— Available records —
═══

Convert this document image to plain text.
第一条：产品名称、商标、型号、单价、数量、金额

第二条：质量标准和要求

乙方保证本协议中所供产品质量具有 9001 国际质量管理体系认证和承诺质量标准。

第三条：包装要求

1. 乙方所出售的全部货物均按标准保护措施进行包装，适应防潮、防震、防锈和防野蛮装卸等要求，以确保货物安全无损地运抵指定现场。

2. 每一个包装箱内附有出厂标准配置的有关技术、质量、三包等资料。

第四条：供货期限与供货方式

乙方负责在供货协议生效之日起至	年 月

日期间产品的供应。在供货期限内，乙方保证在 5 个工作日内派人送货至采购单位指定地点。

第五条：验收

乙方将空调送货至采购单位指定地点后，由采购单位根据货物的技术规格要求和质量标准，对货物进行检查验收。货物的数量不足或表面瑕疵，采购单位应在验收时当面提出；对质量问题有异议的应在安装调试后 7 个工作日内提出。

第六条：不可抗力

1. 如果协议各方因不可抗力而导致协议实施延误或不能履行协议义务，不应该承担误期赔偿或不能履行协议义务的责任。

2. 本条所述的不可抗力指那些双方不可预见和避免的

═══

— Task prompt —
Repeat each of the entries above precisely as given.

— Task response —
Convert this document image to plain text.
第一条：产品名称、商标、型号、单价、数量、金额

第二条：质量标准和要求

乙方保证本协议中所供产品质量具有 9001 国际质量管理体系认证和承诺质量标准。

第三条：包装要求

1. 乙方所出售的全部货物均按标准保护措施进行包装，适应防潮、防震、防锈和防野蛮装卸等要求，以确保货物安全无损地运抵指定现场。

2. 每一个包装箱内附有出厂标准配置的有关技术、质量、三包等资料。

第四条：供货期限与供货方式

乙方负责在供货协议生效之日起至	年 月

日期间产品的供应。在供货期限内，乙方保证在 5 个工作日内派人送货至采购单位指定地点。

第五条：验收

乙方将空调送货至采购单位指定地点后，由采购单位根据货物的技术规格要求和质量标准，对货物进行检查验收。货物的数量不足或表面瑕疵，采购单位应在验收时当面提出；对质量问题有异议的应在安装调试后 7 个工作日内提出。

第六条：不可抗力

1. 如果协议各方因不可抗力而导致协议实施延误或不能履行协议义务，不应该承担误期赔偿或不能履行协议义务的责任。

2. 本条所述的不可抗力指那些双方不可预见和避免的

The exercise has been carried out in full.